#### SHORT TASK
Output every record below exactly as it appears.

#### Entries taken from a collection
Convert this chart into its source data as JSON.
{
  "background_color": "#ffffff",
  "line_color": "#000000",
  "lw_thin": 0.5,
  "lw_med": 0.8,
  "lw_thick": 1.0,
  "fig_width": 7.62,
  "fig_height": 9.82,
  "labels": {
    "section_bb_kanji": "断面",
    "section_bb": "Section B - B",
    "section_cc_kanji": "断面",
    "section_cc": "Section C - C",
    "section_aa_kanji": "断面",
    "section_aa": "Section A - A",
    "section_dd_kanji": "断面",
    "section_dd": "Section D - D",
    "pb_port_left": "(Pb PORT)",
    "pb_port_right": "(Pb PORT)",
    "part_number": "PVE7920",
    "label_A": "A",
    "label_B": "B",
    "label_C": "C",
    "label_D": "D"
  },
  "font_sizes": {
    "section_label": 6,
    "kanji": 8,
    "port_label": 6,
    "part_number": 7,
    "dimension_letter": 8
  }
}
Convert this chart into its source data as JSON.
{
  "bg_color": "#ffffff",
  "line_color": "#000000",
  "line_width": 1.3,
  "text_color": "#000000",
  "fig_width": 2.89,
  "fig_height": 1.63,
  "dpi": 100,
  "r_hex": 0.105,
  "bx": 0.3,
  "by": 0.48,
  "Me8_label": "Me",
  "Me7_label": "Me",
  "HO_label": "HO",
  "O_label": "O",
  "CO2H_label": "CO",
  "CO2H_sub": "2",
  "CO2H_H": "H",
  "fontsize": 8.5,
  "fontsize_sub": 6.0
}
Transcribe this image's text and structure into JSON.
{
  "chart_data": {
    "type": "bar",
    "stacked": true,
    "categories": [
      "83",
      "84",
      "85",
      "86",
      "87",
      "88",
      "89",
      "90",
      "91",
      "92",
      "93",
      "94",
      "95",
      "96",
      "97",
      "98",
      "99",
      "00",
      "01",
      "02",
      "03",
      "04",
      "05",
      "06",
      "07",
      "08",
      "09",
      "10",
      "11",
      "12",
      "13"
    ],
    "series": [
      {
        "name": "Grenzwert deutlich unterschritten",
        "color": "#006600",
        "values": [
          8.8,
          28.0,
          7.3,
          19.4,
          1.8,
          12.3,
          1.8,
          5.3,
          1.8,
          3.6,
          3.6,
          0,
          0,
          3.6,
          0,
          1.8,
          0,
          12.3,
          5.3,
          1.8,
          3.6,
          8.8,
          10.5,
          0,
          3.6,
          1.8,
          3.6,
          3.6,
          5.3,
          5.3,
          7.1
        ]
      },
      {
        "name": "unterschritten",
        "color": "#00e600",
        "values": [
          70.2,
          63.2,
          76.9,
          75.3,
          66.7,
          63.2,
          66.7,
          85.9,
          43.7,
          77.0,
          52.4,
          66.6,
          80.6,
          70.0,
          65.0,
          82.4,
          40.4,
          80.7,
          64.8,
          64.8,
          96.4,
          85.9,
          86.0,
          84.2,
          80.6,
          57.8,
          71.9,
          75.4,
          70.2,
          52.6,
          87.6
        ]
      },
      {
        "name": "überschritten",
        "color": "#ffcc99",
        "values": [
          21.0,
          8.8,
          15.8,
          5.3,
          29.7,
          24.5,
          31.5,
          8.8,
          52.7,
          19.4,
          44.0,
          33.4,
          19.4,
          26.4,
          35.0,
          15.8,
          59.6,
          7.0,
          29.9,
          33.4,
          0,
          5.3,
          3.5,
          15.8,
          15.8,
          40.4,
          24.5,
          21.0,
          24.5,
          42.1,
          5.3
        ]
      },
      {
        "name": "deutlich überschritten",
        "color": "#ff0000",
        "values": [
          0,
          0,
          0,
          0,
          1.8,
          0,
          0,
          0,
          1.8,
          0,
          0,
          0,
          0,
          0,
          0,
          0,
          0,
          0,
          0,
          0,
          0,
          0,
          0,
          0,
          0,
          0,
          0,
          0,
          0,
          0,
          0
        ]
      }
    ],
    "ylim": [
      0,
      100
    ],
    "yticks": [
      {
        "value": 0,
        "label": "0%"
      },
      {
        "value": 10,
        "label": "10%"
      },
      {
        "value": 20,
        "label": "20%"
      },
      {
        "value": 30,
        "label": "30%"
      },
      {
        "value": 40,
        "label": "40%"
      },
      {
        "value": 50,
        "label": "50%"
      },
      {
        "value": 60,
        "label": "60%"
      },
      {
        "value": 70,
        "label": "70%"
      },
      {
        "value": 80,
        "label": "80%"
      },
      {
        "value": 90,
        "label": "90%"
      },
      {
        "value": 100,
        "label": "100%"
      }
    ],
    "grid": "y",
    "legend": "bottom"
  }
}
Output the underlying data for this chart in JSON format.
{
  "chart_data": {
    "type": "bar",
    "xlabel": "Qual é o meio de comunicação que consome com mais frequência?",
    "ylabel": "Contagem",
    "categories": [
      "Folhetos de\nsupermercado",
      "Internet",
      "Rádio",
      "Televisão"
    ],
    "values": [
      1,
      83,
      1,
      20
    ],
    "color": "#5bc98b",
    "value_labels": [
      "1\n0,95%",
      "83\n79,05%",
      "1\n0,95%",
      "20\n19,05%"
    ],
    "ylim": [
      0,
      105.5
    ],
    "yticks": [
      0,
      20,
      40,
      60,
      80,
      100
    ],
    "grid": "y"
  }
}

#### RESPONSE FOR THIS EXERCISE
Convert this chart into its source data as JSON.
{
  "background_color": "#ffffff",
  "line_color": "#000000",
  "lw_thin": 0.5,
  "lw_med": 0.8,
  "lw_thick": 1.0,
  "fig_width": 7.62,
  "fig_height": 9.82,
  "labels": {
    "section_bb_kanji": "断面",
    "section_bb": "Section B - B",
    "section_cc_kanji": "断面",
    "section_cc": "Section C - C",
    "section_aa_kanji": "断面",
    "section_aa": "Section A - A",
    "section_dd_kanji": "断面",
    "section_dd": "Section D - D",
    "pb_port_left": "(Pb PORT)",
    "pb_port_right": "(Pb PORT)",
    "part_number": "PVE7920",
    "label_A": "A",
    "label_B": "B",
    "label_C": "C",
    "label_D": "D"
  },
  "font_sizes": {
    "section_label": 6,
    "kanji": 8,
    "port_label": 6,
    "part_number": 7,
    "dimension_letter": 8
  }
}
Convert this chart into its source data as JSON.
{
  "bg_color": "#ffffff",
  "line_color": "#000000",
  "line_width": 1.3,
  "text_color": "#000000",
  "fig_width": 2.89,
  "fig_height": 1.63,
  "dpi": 100,
  "r_hex": 0.105,
  "bx": 0.3,
  "by": 0.48,
  "Me8_label": "Me",
  "Me7_label": "Me",
  "HO_label": "HO",
  "O_label": "O",
  "CO2H_label": "CO",
  "CO2H_sub": "2",
  "CO2H_H": "H",
  "fontsize": 8.5,
  "fontsize_sub": 6.0
}
Transcribe this image's text and structure into JSON.
{
  "chart_data": {
    "type": "bar",
    "stacked": true,
    "categories": [
      "83",
      "84",
      "85",
      "86",
      "87",
      "88",
      "89",
      "90",
      "91",
      "92",
      "93",
      "94",
      "95",
      "96",
      "97",
      "98",
      "99",
      "00",
      "01",
      "02",
      "03",
      "04",
      "05",
      "06",
      "07",
      "08",
      "09",
      "10",
      "11",
      "12",
      "13"
    ],
    "series": [
      {
        "name": "Grenzwert deutlich unterschritten",
        "color": "#006600",
        "values": [
          8.8,
          28.0,
          7.3,
          19.4,
          1.8,
          12.3,
          1.8,
          5.3,
          1.8,
          3.6,
          3.6,
          0,
          0,
          3.6,
          0,
          1.8,
          0,
          12.3,
          5.3,
          1.8,
          3.6,
          8.8,
          10.5,
          0,
          3.6,
          1.8,
          3.6,
          3.6,
          5.3,
          5.3,
          7.1
        ]
      },
      {
        "name": "unterschritten",
        "color": "#00e600",
        "values": [
          70.2,
          63.2,
          76.9,
          75.3,
          66.7,
          63.2,
          66.7,
          85.9,
          43.7,
          77.0,
          52.4,
          66.6,
          80.6,
          70.0,
          65.0,
          82.4,
          40.4,
          80.7,
          64.8,
          64.8,
          96.4,
          85.9,
          86.0,
          84.2,
          80.6,
          57.8,
          71.9,
          75.4,
          70.2,
          52.6,
          87.6
        ]
      },
      {
        "name": "überschritten",
        "color": "#ffcc99",
        "values": [
          21.0,
          8.8,
          15.8,
          5.3,
          29.7,
          24.5,
          31.5,
          8.8,
          52.7,
          19.4,
          44.0,
          33.4,
          19.4,
          26.4,
          35.0,
          15.8,
          59.6,
          7.0,
          29.9,
          33.4,
          0,
          5.3,
          3.5,
          15.8,
          15.8,
          40.4,
          24.5,
          21.0,
          24.5,
          42.1,
          5.3
        ]
      },
      {
        "name": "deutlich überschritten",
        "color": "#ff0000",
        "values": [
          0,
          0,
          0,
          0,
          1.8,
          0,
          0,
          0,
          1.8,
          0,
          0,
          0,
          0,
          0,
          0,
          0,
          0,
          0,
          0,
          0,
          0,
          0,
          0,
          0,
          0,
          0,
          0,
          0,
          0,
          0,
          0
        ]
      }
    ],
    "ylim": [
      0,
      100
    ],
    "yticks": [
      {
        "value": 0,
        "label": "0%"
      },
      {
        "value": 10,
        "label": "10%"
      },
      {
        "value": 20,
        "label": "20%"
      },
      {
        "value": 30,
        "label": "30%"
      },
      {
        "value": 40,
        "label": "40%"
      },
      {
        "value": 50,
        "label": "50%"
      },
      {
        "value": 60,
        "label": "60%"
      },
      {
        "value": 70,
        "label": "70%"
      },
      {
        "value": 80,
        "label": "80%"
      },
      {
        "value": 90,
        "label": "90%"
      },
      {
        "value": 100,
        "label": "100%"
      }
    ],
    "grid": "y",
    "legend": "bottom"
  }
}
Output the underlying data for this chart in JSON format.
{
  "chart_data": {
    "type": "bar",
    "xlabel": "Qual é o meio de comunicação que consome com mais frequência?",
    "ylabel": "Contagem",
    "categories": [
      "Folhetos de\nsupermercado",
      "Internet",
      "Rádio",
      "Televisão"
    ],
    "values": [
      1,
      83,
      1,
      20
    ],
    "color": "#5bc98b",
    "value_labels": [
      "1\n0,95%",
      "83\n79,05%",
      "1\n0,95%",
      "20\n19,05%"
    ],
    "ylim": [
      0,
      105.5
    ],
    "yticks": [
      0,
      20,
      40,
      60,
      80,
      100
    ],
    "grid": "y"
  }
}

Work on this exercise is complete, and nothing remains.